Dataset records
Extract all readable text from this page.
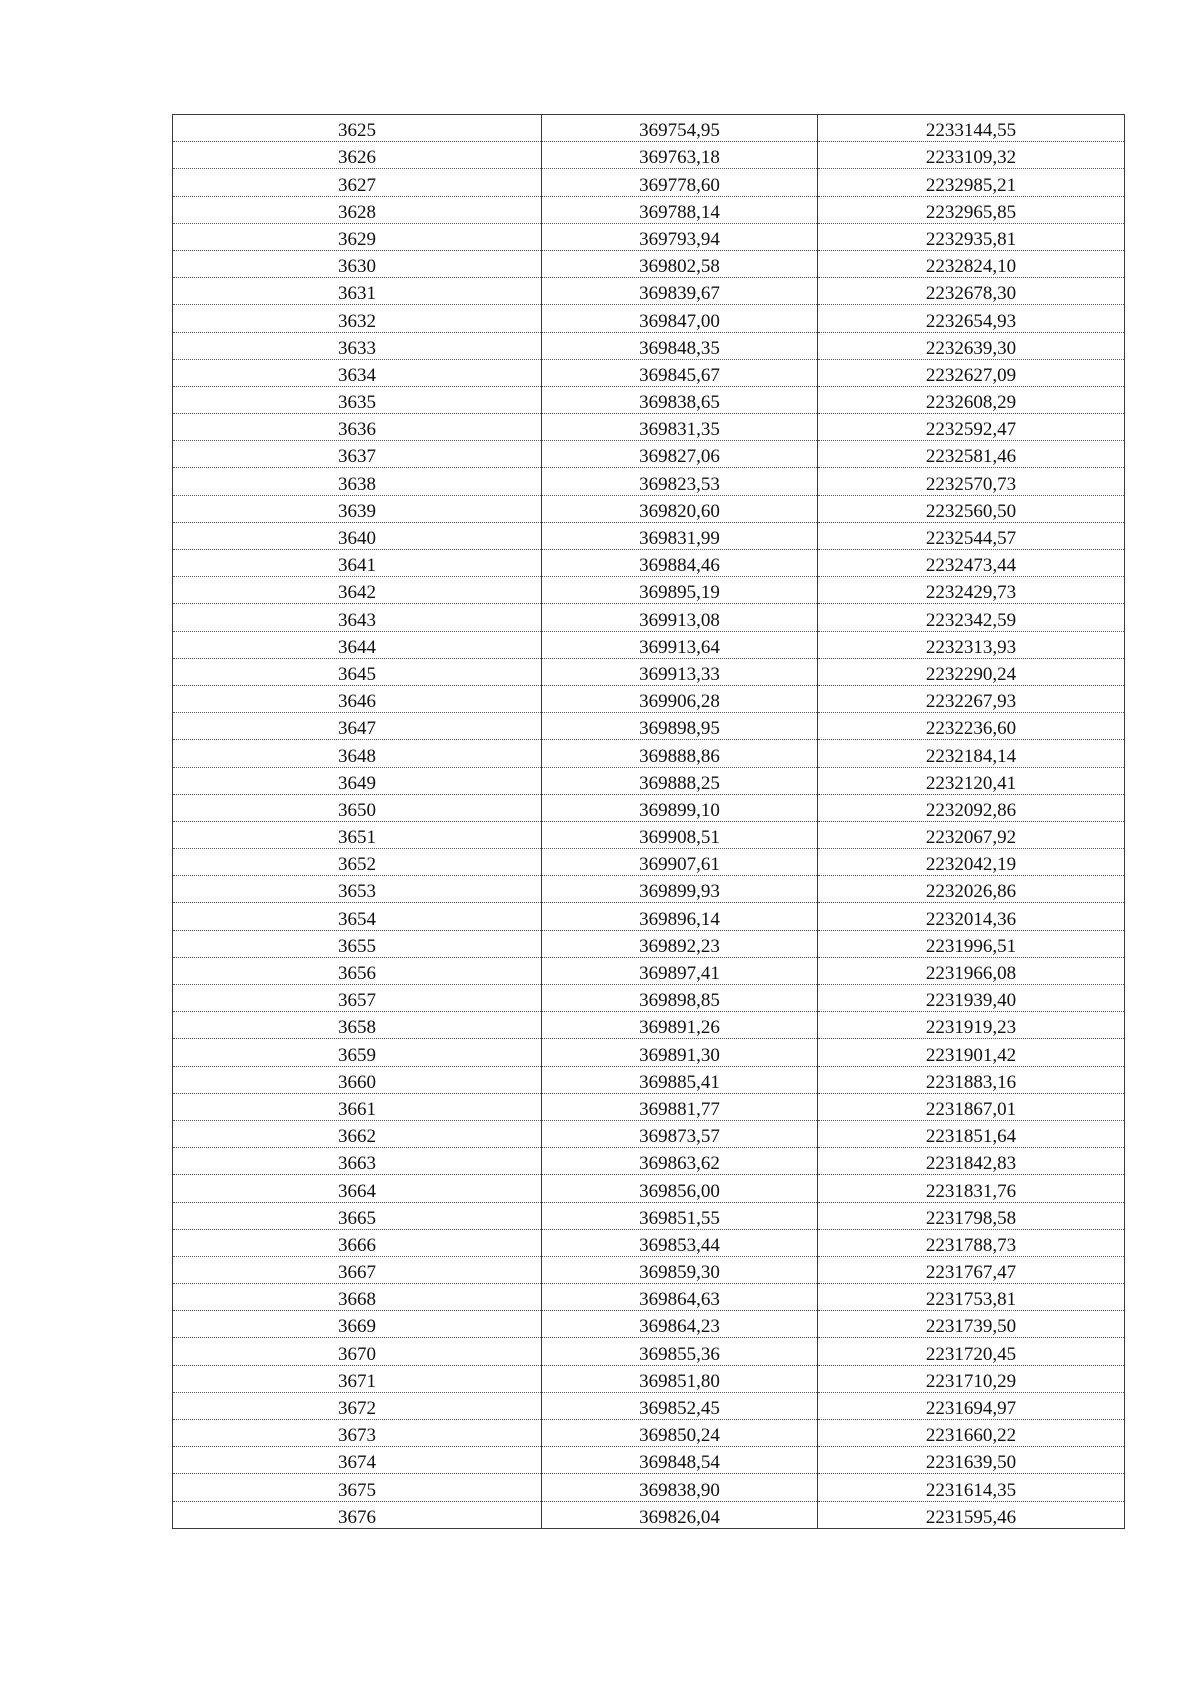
3625	369754,95	2233144,55
3626	369763,18	2233109,32
3627	369778,60	2232985,21
3628	369788,14	2232965,85
3629	369793,94	2232935,81
3630	369802,58	2232824,10
3631	369839,67	2232678,30
3632	369847,00	2232654,93
3633	369848,35	2232639,30
3634	369845,67	2232627,09
3635	369838,65	2232608,29
3636	369831,35	2232592,47
3637	369827,06	2232581,46
3638	369823,53	2232570,73
3639	369820,60	2232560,50
3640	369831,99	2232544,57
3641	369884,46	2232473,44
3642	369895,19	2232429,73
3643	369913,08	2232342,59
3644	369913,64	2232313,93
3645	369913,33	2232290,24
3646	369906,28	2232267,93
3647	369898,95	2232236,60
3648	369888,86	2232184,14
3649	369888,25	2232120,41
3650	369899,10	2232092,86
3651	369908,51	2232067,92
3652	369907,61	2232042,19
3653	369899,93	2232026,86
3654	369896,14	2232014,36
3655	369892,23	2231996,51
3656	369897,41	2231966,08
3657	369898,85	2231939,40
3658	369891,26	2231919,23
3659	369891,30	2231901,42
3660	369885,41	2231883,16
3661	369881,77	2231867,01
3662	369873,57	2231851,64
3663	369863,62	2231842,83
3664	369856,00	2231831,76
3665	369851,55	2231798,58
3666	369853,44	2231788,73
3667	369859,30	2231767,47
3668	369864,63	2231753,81
3669	369864,23	2231739,50
3670	369855,36	2231720,45
3671	369851,80	2231710,29
3672	369852,45	2231694,97
3673	369850,24	2231660,22
3674	369848,54	2231639,50
3675	369838,90	2231614,35
3676	369826,04	2231595,46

* [Work to be completed]: Pictures stay out; repeat all the rest of the records exactly.

* [The response]:
Extract all readable text from this page.
3625	369754,95	2233144,55
3626	369763,18	2233109,32
3627	369778,60	2232985,21
3628	369788,14	2232965,85
3629	369793,94	2232935,81
3630	369802,58	2232824,10
3631	369839,67	2232678,30
3632	369847,00	2232654,93
3633	369848,35	2232639,30
3634	369845,67	2232627,09
3635	369838,65	2232608,29
3636	369831,35	2232592,47
3637	369827,06	2232581,46
3638	369823,53	2232570,73
3639	369820,60	2232560,50
3640	369831,99	2232544,57
3641	369884,46	2232473,44
3642	369895,19	2232429,73
3643	369913,08	2232342,59
3644	369913,64	2232313,93
3645	369913,33	2232290,24
3646	369906,28	2232267,93
3647	369898,95	2232236,60
3648	369888,86	2232184,14
3649	369888,25	2232120,41
3650	369899,10	2232092,86
3651	369908,51	2232067,92
3652	369907,61	2232042,19
3653	369899,93	2232026,86
3654	369896,14	2232014,36
3655	369892,23	2231996,51
3656	369897,41	2231966,08
3657	369898,85	2231939,40
3658	369891,26	2231919,23
3659	369891,30	2231901,42
3660	369885,41	2231883,16
3661	369881,77	2231867,01
3662	369873,57	2231851,64
3663	369863,62	2231842,83
3664	369856,00	2231831,76
3665	369851,55	2231798,58
3666	369853,44	2231788,73
3667	369859,30	2231767,47
3668	369864,63	2231753,81
3669	369864,23	2231739,50
3670	369855,36	2231720,45
3671	369851,80	2231710,29
3672	369852,45	2231694,97
3673	369850,24	2231660,22
3674	369848,54	2231639,50
3675	369838,90	2231614,35
3676	369826,04	2231595,46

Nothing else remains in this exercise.